__Task__
Set down the whole listing verbatim.

__The records__
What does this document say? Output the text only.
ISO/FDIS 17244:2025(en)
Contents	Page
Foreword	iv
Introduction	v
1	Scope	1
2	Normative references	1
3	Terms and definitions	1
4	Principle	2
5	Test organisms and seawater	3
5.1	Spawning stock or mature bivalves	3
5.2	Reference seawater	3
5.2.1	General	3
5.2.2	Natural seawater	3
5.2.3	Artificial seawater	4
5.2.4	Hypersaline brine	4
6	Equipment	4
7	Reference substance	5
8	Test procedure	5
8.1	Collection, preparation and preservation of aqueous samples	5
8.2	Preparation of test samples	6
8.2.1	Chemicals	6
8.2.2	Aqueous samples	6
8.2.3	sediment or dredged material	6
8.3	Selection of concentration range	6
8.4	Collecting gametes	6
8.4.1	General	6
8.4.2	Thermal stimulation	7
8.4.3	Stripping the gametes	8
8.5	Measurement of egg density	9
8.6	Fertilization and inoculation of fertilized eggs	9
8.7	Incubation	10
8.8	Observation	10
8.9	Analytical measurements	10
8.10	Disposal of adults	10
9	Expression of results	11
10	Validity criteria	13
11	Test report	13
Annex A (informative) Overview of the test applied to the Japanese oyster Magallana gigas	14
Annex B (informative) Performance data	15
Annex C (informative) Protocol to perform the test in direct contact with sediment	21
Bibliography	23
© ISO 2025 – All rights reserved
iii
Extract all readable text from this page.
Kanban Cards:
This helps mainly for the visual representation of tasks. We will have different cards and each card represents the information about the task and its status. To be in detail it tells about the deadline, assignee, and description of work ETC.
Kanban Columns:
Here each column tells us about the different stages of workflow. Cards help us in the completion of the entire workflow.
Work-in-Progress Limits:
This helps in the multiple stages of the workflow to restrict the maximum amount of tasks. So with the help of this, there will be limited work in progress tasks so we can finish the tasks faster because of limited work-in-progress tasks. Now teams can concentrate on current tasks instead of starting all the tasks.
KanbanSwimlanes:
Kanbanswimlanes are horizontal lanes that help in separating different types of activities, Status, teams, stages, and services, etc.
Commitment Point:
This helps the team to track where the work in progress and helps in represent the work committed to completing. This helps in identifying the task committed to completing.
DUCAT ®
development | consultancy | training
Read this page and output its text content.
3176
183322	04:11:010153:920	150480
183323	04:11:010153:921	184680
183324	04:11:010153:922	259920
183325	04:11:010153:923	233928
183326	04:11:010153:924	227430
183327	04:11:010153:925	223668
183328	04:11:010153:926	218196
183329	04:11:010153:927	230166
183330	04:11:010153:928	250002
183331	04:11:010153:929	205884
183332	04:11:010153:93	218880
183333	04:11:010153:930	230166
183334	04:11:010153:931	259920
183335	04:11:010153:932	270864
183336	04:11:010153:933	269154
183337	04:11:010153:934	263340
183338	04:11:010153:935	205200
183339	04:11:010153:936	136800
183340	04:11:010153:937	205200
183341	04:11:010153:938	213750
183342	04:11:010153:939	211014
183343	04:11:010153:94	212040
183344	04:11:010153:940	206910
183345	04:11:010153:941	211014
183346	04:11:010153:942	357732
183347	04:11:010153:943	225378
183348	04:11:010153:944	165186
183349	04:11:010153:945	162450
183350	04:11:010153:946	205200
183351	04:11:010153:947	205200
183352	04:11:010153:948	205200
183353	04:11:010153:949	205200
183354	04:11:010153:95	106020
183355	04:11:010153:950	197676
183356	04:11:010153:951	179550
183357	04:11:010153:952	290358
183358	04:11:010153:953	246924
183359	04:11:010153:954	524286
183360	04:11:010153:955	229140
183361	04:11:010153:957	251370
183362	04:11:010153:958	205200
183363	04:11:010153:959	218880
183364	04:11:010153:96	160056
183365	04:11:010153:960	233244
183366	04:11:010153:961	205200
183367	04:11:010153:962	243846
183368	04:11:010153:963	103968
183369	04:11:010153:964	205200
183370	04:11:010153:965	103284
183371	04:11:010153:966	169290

__Worked solution__
What does this document say? Output the text only.
ISO/FDIS 17244:2025(en)
Contents	Page
Foreword	iv
Introduction	v
1	Scope	1
2	Normative references	1
3	Terms and definitions	1
4	Principle	2
5	Test organisms and seawater	3
5.1	Spawning stock or mature bivalves	3
5.2	Reference seawater	3
5.2.1	General	3
5.2.2	Natural seawater	3
5.2.3	Artificial seawater	4
5.2.4	Hypersaline brine	4
6	Equipment	4
7	Reference substance	5
8	Test procedure	5
8.1	Collection, preparation and preservation of aqueous samples	5
8.2	Preparation of test samples	6
8.2.1	Chemicals	6
8.2.2	Aqueous samples	6
8.2.3	sediment or dredged material	6
8.3	Selection of concentration range	6
8.4	Collecting gametes	6
8.4.1	General	6
8.4.2	Thermal stimulation	7
8.4.3	Stripping the gametes	8
8.5	Measurement of egg density	9
8.6	Fertilization and inoculation of fertilized eggs	9
8.7	Incubation	10
8.8	Observation	10
8.9	Analytical measurements	10
8.10	Disposal of adults	10
9	Expression of results	11
10	Validity criteria	13
11	Test report	13
Annex A (informative) Overview of the test applied to the Japanese oyster Magallana gigas	14
Annex B (informative) Performance data	15
Annex C (informative) Protocol to perform the test in direct contact with sediment	21
Bibliography	23
© ISO 2025 – All rights reserved
iii
Extract all readable text from this page.
Kanban Cards:
This helps mainly for the visual representation of tasks. We will have different cards and each card represents the information about the task and its status. To be in detail it tells about the deadline, assignee, and description of work ETC.
Kanban Columns:
Here each column tells us about the different stages of workflow. Cards help us in the completion of the entire workflow.
Work-in-Progress Limits:
This helps in the multiple stages of the workflow to restrict the maximum amount of tasks. So with the help of this, there will be limited work in progress tasks so we can finish the tasks faster because of limited work-in-progress tasks. Now teams can concentrate on current tasks instead of starting all the tasks.
KanbanSwimlanes:
Kanbanswimlanes are horizontal lanes that help in separating different types of activities, Status, teams, stages, and services, etc.
Commitment Point:
This helps the team to track where the work in progress and helps in represent the work committed to completing. This helps in identifying the task committed to completing.
DUCAT ®
development | consultancy | training
Read this page and output its text content.
3176
183322	04:11:010153:920	150480
183323	04:11:010153:921	184680
183324	04:11:010153:922	259920
183325	04:11:010153:923	233928
183326	04:11:010153:924	227430
183327	04:11:010153:925	223668
183328	04:11:010153:926	218196
183329	04:11:010153:927	230166
183330	04:11:010153:928	250002
183331	04:11:010153:929	205884
183332	04:11:010153:93	218880
183333	04:11:010153:930	230166
183334	04:11:010153:931	259920
183335	04:11:010153:932	270864
183336	04:11:010153:933	269154
183337	04:11:010153:934	263340
183338	04:11:010153:935	205200
183339	04:11:010153:936	136800
183340	04:11:010153:937	205200
183341	04:11:010153:938	213750
183342	04:11:010153:939	211014
183343	04:11:010153:94	212040
183344	04:11:010153:940	206910
183345	04:11:010153:941	211014
183346	04:11:010153:942	357732
183347	04:11:010153:943	225378
183348	04:11:010153:944	165186
183349	04:11:010153:945	162450
183350	04:11:010153:946	205200
183351	04:11:010153:947	205200
183352	04:11:010153:948	205200
183353	04:11:010153:949	205200
183354	04:11:010153:95	106020
183355	04:11:010153:950	197676
183356	04:11:010153:951	179550
183357	04:11:010153:952	290358
183358	04:11:010153:953	246924
183359	04:11:010153:954	524286
183360	04:11:010153:955	229140
183361	04:11:010153:957	251370
183362	04:11:010153:958	205200
183363	04:11:010153:959	218880
183364	04:11:010153:96	160056
183365	04:11:010153:960	233244
183366	04:11:010153:961	205200
183367	04:11:010153:962	243846
183368	04:11:010153:963	103968
183369	04:11:010153:964	205200
183370	04:11:010153:965	103284
183371	04:11:010153:966	169290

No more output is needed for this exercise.